What you should do:
Copy out all lines of the records in which the word "neben" appears.

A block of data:

┌──

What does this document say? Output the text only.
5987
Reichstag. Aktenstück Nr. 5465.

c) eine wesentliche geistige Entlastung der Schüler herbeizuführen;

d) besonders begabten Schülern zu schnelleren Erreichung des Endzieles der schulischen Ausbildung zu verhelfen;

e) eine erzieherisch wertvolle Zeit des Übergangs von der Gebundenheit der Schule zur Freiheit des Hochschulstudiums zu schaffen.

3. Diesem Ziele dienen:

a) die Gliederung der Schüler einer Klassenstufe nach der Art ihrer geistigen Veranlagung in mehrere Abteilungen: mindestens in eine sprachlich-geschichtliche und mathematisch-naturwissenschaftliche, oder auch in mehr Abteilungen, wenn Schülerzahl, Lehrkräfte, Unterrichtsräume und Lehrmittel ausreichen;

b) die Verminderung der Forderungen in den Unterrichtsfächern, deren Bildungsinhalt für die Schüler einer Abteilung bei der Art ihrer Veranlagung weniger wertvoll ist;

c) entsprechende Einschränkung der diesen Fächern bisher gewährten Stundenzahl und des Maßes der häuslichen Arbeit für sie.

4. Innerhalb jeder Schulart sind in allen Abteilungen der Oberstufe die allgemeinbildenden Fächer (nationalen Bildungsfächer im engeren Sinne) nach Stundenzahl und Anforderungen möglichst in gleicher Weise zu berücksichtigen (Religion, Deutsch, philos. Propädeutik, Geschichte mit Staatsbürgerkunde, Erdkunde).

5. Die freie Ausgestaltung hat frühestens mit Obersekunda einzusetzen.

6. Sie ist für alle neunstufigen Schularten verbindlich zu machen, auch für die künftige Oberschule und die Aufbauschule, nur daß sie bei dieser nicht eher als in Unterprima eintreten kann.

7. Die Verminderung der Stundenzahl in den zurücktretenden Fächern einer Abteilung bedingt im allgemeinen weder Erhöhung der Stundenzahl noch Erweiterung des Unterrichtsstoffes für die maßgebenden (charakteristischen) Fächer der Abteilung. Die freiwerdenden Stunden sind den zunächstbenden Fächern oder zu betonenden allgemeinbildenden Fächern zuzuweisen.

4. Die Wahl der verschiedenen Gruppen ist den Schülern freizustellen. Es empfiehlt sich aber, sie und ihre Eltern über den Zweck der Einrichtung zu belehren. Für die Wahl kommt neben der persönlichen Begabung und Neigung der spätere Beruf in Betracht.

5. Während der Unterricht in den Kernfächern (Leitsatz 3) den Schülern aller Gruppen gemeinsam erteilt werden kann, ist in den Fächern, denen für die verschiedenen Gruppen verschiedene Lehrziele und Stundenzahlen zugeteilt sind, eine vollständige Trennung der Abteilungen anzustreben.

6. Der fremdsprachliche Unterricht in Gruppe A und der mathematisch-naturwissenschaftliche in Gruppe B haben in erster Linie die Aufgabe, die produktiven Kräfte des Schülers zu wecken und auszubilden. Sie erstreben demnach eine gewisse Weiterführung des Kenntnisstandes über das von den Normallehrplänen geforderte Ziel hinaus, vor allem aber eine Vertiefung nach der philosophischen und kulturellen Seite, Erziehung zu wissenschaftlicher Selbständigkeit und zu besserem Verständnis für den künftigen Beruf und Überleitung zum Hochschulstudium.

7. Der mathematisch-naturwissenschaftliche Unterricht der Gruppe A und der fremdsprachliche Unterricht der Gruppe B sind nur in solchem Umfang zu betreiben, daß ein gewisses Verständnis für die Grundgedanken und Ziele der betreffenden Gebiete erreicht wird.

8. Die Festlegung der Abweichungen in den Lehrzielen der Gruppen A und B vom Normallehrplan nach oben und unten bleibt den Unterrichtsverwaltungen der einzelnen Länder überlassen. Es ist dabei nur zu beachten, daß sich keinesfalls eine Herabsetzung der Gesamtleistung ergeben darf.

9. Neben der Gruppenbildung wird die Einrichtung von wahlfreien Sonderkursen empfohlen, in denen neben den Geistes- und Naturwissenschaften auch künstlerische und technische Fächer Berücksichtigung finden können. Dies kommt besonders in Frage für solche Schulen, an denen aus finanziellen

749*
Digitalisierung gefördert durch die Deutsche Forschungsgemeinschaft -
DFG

└──

Answer to this task:
4. Die Wahl der verschiedenen Gruppen ist den Schülern freizustellen. Es empfiehlt sich aber, sie und ihre Eltern über den Zweck der Einrichtung zu belehren. Für die Wahl kommt neben der persönlichen Begabung und Neigung der spätere Beruf in Betracht.
9. Neben der Gruppenbildung wird die Einrichtung von wahlfreien Sonderkursen empfohlen, in denen neben den Geistes- und Naturwissenschaften auch künstlerische und technische Fächer Berücksichtigung finden können. Dies kommt besonders in Frage für solche Schulen, an denen aus finanziellen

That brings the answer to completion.